Extract every one of the records below verbatim, reproducing each line without any change.

** BEGIN Data shown **

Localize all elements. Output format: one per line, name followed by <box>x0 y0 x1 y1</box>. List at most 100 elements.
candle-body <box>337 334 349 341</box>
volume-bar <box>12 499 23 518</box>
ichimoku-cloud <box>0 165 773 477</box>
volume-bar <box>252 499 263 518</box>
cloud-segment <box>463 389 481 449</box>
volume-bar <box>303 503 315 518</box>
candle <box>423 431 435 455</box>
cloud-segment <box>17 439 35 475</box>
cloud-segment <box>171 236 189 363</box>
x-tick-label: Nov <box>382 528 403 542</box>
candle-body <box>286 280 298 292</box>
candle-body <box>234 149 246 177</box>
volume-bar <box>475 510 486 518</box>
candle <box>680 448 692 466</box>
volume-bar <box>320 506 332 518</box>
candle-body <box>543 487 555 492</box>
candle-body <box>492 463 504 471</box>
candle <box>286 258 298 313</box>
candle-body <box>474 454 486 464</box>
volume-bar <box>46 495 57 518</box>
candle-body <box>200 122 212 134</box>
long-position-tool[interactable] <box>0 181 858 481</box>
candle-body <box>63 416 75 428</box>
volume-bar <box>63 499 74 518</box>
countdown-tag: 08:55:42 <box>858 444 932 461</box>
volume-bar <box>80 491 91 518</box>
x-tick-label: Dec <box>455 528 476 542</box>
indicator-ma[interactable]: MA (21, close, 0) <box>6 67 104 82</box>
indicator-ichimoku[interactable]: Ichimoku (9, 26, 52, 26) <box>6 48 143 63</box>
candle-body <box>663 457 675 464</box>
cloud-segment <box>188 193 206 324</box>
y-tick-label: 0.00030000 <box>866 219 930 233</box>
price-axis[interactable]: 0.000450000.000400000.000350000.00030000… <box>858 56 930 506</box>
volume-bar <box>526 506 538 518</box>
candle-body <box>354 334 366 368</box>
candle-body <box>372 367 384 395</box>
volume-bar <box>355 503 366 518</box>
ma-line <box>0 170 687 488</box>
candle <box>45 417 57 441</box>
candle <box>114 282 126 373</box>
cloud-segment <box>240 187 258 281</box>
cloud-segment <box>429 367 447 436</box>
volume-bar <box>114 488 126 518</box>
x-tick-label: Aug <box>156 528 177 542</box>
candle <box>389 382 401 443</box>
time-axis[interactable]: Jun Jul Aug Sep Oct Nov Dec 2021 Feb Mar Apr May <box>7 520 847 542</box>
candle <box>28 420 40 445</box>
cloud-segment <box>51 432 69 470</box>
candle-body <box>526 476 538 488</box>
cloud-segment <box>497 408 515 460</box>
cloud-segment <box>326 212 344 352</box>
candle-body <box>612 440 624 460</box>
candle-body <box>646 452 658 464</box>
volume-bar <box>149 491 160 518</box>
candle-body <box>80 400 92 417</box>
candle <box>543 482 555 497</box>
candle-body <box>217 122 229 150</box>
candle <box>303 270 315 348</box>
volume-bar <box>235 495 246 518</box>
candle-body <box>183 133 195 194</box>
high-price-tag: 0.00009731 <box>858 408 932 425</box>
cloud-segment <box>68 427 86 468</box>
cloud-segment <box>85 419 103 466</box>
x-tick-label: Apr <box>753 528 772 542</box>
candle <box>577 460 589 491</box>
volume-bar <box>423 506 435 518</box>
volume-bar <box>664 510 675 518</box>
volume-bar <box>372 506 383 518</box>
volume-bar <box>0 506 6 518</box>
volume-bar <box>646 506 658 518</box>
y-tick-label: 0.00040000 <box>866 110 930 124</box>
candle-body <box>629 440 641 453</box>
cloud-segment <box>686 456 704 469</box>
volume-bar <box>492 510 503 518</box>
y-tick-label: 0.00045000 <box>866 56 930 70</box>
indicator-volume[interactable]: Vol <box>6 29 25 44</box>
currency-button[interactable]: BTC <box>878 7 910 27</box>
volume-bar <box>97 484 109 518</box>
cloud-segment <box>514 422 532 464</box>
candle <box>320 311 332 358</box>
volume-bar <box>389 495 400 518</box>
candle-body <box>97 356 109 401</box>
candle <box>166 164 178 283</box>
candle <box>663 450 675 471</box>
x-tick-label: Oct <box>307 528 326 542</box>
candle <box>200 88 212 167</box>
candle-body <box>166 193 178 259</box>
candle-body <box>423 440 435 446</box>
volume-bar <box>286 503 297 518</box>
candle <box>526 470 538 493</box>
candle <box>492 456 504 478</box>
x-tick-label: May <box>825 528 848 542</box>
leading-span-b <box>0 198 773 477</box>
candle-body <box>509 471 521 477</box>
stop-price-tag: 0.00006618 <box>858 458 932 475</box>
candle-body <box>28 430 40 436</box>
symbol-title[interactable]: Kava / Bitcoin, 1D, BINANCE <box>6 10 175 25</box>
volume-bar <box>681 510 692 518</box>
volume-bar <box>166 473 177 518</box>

** END Data shown **

**Answer for the task:**
Localize all elements. Output format: one per line, name followed by <box>x0 y0 x1 y1</box>. List at most 100 elements.
candle-body <box>337 334 349 341</box>
volume-bar <box>12 499 23 518</box>
ichimoku-cloud <box>0 165 773 477</box>
volume-bar <box>252 499 263 518</box>
cloud-segment <box>463 389 481 449</box>
volume-bar <box>303 503 315 518</box>
candle <box>423 431 435 455</box>
cloud-segment <box>17 439 35 475</box>
cloud-segment <box>171 236 189 363</box>
x-tick-label: Nov <box>382 528 403 542</box>
candle-body <box>286 280 298 292</box>
candle-body <box>234 149 246 177</box>
volume-bar <box>475 510 486 518</box>
candle <box>680 448 692 466</box>
volume-bar <box>320 506 332 518</box>
candle-body <box>543 487 555 492</box>
candle-body <box>492 463 504 471</box>
candle <box>286 258 298 313</box>
candle-body <box>474 454 486 464</box>
volume-bar <box>46 495 57 518</box>
candle-body <box>200 122 212 134</box>
long-position-tool[interactable] <box>0 181 858 481</box>
candle-body <box>63 416 75 428</box>
volume-bar <box>63 499 74 518</box>
countdown-tag: 08:55:42 <box>858 444 932 461</box>
volume-bar <box>80 491 91 518</box>
x-tick-label: Dec <box>455 528 476 542</box>
indicator-ma[interactable]: MA (21, close, 0) <box>6 67 104 82</box>
indicator-ichimoku[interactable]: Ichimoku (9, 26, 52, 26) <box>6 48 143 63</box>
candle-body <box>663 457 675 464</box>
cloud-segment <box>188 193 206 324</box>
y-tick-label: 0.00030000 <box>866 219 930 233</box>
price-axis[interactable]: 0.000450000.000400000.000350000.00030000… <box>858 56 930 506</box>
volume-bar <box>526 506 538 518</box>
candle-body <box>354 334 366 368</box>
candle-body <box>372 367 384 395</box>
volume-bar <box>355 503 366 518</box>
ma-line <box>0 170 687 488</box>
candle <box>45 417 57 441</box>
candle <box>114 282 126 373</box>
cloud-segment <box>240 187 258 281</box>
cloud-segment <box>429 367 447 436</box>
volume-bar <box>114 488 126 518</box>
x-tick-label: Aug <box>156 528 177 542</box>
candle <box>389 382 401 443</box>
time-axis[interactable]: Jun Jul Aug Sep Oct Nov Dec 2021 Feb Mar Apr May <box>7 520 847 542</box>
candle <box>28 420 40 445</box>
cloud-segment <box>51 432 69 470</box>
candle-body <box>526 476 538 488</box>
cloud-segment <box>497 408 515 460</box>
cloud-segment <box>326 212 344 352</box>
candle-body <box>612 440 624 460</box>
candle-body <box>646 452 658 464</box>
volume-bar <box>149 491 160 518</box>
candle-body <box>80 400 92 417</box>
candle <box>543 482 555 497</box>
candle-body <box>217 122 229 150</box>
candle <box>303 270 315 348</box>
volume-bar <box>235 495 246 518</box>
candle-body <box>183 133 195 194</box>
high-price-tag: 0.00009731 <box>858 408 932 425</box>
cloud-segment <box>68 427 86 468</box>
cloud-segment <box>85 419 103 466</box>
x-tick-label: Apr <box>753 528 772 542</box>
candle <box>577 460 589 491</box>
volume-bar <box>423 506 435 518</box>
volume-bar <box>664 510 675 518</box>
volume-bar <box>372 506 383 518</box>
volume-bar <box>0 506 6 518</box>
volume-bar <box>646 506 658 518</box>
y-tick-label: 0.00040000 <box>866 110 930 124</box>
candle-body <box>629 440 641 453</box>
cloud-segment <box>686 456 704 469</box>
volume-bar <box>492 510 503 518</box>
y-tick-label: 0.00045000 <box>866 56 930 70</box>
indicator-volume[interactable]: Vol <box>6 29 25 44</box>
currency-button[interactable]: BTC <box>878 7 910 27</box>
volume-bar <box>97 484 109 518</box>
cloud-segment <box>514 422 532 464</box>
candle <box>320 311 332 358</box>
volume-bar <box>389 495 400 518</box>
candle-body <box>97 356 109 401</box>
candle <box>166 164 178 283</box>
candle <box>663 450 675 471</box>
x-tick-label: Oct <box>307 528 326 542</box>
candle <box>200 88 212 167</box>
candle-body <box>166 193 178 259</box>
candle-body <box>423 440 435 446</box>
volume-bar <box>286 503 297 518</box>
candle <box>526 470 538 493</box>
candle <box>492 456 504 478</box>
x-tick-label: May <box>825 528 848 542</box>
leading-span-b <box>0 198 773 477</box>
candle-body <box>509 471 521 477</box>
stop-price-tag: 0.00006618 <box>858 458 932 475</box>
candle-body <box>28 430 40 436</box>
symbol-title[interactable]: Kava / Bitcoin, 1D, BINANCE <box>6 10 175 25</box>
volume-bar <box>681 510 692 518</box>
volume-bar <box>166 473 177 518</box>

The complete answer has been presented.